Collected data entries:
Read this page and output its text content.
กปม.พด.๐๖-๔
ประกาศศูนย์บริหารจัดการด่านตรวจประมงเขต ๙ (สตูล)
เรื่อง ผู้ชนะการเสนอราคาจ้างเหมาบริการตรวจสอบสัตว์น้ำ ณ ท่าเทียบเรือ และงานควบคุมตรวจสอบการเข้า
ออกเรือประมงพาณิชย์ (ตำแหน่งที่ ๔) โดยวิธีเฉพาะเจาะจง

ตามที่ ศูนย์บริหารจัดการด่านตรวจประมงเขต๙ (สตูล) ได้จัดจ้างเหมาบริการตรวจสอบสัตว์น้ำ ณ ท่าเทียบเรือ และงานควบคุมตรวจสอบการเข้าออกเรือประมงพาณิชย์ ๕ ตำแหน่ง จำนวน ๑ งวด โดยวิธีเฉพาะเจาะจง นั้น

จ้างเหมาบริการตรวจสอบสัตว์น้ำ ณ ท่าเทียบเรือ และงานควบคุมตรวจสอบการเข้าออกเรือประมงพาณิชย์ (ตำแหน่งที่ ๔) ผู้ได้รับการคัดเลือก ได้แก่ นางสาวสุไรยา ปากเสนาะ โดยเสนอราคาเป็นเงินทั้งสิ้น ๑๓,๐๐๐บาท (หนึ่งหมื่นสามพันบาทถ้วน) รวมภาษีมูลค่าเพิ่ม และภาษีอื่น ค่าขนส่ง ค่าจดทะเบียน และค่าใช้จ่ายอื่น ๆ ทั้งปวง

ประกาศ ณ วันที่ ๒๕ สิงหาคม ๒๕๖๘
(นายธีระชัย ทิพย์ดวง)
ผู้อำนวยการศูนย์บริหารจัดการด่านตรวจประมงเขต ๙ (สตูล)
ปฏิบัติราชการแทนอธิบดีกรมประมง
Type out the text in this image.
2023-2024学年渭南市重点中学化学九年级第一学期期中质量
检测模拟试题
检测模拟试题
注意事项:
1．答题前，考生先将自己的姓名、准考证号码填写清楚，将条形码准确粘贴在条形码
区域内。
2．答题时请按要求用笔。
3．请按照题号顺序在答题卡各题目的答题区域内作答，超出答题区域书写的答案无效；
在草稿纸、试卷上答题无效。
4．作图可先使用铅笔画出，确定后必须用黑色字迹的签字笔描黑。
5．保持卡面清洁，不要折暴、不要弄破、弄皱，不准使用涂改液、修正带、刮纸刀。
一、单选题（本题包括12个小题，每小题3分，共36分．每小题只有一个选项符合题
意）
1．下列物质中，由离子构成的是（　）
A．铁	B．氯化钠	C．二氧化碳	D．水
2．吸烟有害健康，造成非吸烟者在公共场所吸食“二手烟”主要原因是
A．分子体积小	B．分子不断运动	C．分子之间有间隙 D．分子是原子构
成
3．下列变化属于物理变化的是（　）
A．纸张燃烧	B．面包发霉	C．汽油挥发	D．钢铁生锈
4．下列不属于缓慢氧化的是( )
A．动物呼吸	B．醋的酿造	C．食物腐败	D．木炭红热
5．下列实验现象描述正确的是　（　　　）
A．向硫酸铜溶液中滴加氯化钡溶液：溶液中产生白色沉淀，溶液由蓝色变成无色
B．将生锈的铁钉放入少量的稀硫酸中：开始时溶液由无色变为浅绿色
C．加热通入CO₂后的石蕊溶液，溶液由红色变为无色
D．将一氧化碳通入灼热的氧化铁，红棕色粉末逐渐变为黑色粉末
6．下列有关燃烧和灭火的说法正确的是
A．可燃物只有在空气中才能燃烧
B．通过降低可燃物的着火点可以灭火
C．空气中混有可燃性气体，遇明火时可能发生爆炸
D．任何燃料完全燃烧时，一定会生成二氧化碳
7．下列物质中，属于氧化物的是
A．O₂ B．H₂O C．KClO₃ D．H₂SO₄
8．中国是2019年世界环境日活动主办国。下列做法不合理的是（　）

» **Task**:
The lines above form a set of records; determine how many of them contain the string "หารจ" and give that number alone.

» **Finished task**:
3